§ Provided data:

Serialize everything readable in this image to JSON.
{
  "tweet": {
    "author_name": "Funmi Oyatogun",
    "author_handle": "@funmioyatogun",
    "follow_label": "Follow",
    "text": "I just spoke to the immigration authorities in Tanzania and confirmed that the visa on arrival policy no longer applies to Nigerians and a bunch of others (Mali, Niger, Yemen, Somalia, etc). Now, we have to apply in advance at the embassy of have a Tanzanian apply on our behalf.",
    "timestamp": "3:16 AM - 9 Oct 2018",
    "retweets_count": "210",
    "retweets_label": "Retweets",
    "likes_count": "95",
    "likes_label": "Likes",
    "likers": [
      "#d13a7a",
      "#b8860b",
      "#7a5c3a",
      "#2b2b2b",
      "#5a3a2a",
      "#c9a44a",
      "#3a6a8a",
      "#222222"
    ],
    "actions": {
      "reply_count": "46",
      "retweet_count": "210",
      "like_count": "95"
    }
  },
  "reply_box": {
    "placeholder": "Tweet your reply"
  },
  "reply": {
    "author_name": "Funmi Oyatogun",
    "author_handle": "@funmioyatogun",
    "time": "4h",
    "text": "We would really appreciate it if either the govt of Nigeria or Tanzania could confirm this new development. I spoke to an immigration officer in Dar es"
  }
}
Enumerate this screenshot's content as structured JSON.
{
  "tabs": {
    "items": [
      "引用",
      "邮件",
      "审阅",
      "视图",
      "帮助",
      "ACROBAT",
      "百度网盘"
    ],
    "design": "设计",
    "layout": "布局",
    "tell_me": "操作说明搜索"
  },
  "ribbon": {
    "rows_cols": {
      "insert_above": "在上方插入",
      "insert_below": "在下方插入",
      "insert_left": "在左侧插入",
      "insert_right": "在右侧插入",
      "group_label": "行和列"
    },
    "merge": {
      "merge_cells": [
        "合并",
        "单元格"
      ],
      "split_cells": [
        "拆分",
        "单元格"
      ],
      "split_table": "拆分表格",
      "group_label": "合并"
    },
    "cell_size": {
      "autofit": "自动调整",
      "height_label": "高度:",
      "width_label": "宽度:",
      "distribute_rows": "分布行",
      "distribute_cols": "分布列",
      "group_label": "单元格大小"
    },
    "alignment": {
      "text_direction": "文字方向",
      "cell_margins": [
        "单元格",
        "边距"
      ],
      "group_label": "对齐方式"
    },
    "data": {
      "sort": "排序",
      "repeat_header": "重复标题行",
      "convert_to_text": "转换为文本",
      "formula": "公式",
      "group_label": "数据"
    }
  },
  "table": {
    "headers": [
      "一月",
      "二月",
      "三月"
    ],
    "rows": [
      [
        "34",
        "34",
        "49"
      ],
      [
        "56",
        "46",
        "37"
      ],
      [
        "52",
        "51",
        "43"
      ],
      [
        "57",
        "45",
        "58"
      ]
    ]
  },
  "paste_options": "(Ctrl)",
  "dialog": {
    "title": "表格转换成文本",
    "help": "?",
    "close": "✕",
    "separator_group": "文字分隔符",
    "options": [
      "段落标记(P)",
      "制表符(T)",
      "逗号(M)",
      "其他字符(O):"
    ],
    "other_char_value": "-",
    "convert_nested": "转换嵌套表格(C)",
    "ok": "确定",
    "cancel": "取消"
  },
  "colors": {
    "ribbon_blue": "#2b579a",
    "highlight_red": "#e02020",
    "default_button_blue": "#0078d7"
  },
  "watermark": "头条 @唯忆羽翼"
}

§ What you have to do: Write out all the lines again, exactly as they are.

§ Task solution:
Serialize everything readable in this image to JSON.
{
  "tweet": {
    "author_name": "Funmi Oyatogun",
    "author_handle": "@funmioyatogun",
    "follow_label": "Follow",
    "text": "I just spoke to the immigration authorities in Tanzania and confirmed that the visa on arrival policy no longer applies to Nigerians and a bunch of others (Mali, Niger, Yemen, Somalia, etc). Now, we have to apply in advance at the embassy of have a Tanzanian apply on our behalf.",
    "timestamp": "3:16 AM - 9 Oct 2018",
    "retweets_count": "210",
    "retweets_label": "Retweets",
    "likes_count": "95",
    "likes_label": "Likes",
    "likers": [
      "#d13a7a",
      "#b8860b",
      "#7a5c3a",
      "#2b2b2b",
      "#5a3a2a",
      "#c9a44a",
      "#3a6a8a",
      "#222222"
    ],
    "actions": {
      "reply_count": "46",
      "retweet_count": "210",
      "like_count": "95"
    }
  },
  "reply_box": {
    "placeholder": "Tweet your reply"
  },
  "reply": {
    "author_name": "Funmi Oyatogun",
    "author_handle": "@funmioyatogun",
    "time": "4h",
    "text": "We would really appreciate it if either the govt of Nigeria or Tanzania could confirm this new development. I spoke to an immigration officer in Dar es"
  }
}
Enumerate this screenshot's content as structured JSON.
{
  "tabs": {
    "items": [
      "引用",
      "邮件",
      "审阅",
      "视图",
      "帮助",
      "ACROBAT",
      "百度网盘"
    ],
    "design": "设计",
    "layout": "布局",
    "tell_me": "操作说明搜索"
  },
  "ribbon": {
    "rows_cols": {
      "insert_above": "在上方插入",
      "insert_below": "在下方插入",
      "insert_left": "在左侧插入",
      "insert_right": "在右侧插入",
      "group_label": "行和列"
    },
    "merge": {
      "merge_cells": [
        "合并",
        "单元格"
      ],
      "split_cells": [
        "拆分",
        "单元格"
      ],
      "split_table": "拆分表格",
      "group_label": "合并"
    },
    "cell_size": {
      "autofit": "自动调整",
      "height_label": "高度:",
      "width_label": "宽度:",
      "distribute_rows": "分布行",
      "distribute_cols": "分布列",
      "group_label": "单元格大小"
    },
    "alignment": {
      "text_direction": "文字方向",
      "cell_margins": [
        "单元格",
        "边距"
      ],
      "group_label": "对齐方式"
    },
    "data": {
      "sort": "排序",
      "repeat_header": "重复标题行",
      "convert_to_text": "转换为文本",
      "formula": "公式",
      "group_label": "数据"
    }
  },
  "table": {
    "headers": [
      "一月",
      "二月",
      "三月"
    ],
    "rows": [
      [
        "34",
        "34",
        "49"
      ],
      [
        "56",
        "46",
        "37"
      ],
      [
        "52",
        "51",
        "43"
      ],
      [
        "57",
        "45",
        "58"
      ]
    ]
  },
  "paste_options": "(Ctrl)",
  "dialog": {
    "title": "表格转换成文本",
    "help": "?",
    "close": "✕",
    "separator_group": "文字分隔符",
    "options": [
      "段落标记(P)",
      "制表符(T)",
      "逗号(M)",
      "其他字符(O):"
    ],
    "other_char_value": "-",
    "convert_nested": "转换嵌套表格(C)",
    "ok": "确定",
    "cancel": "取消"
  },
  "colors": {
    "ribbon_blue": "#2b579a",
    "highlight_red": "#e02020",
    "default_button_blue": "#0078d7"
  },
  "watermark": "头条 @唯忆羽翼"
}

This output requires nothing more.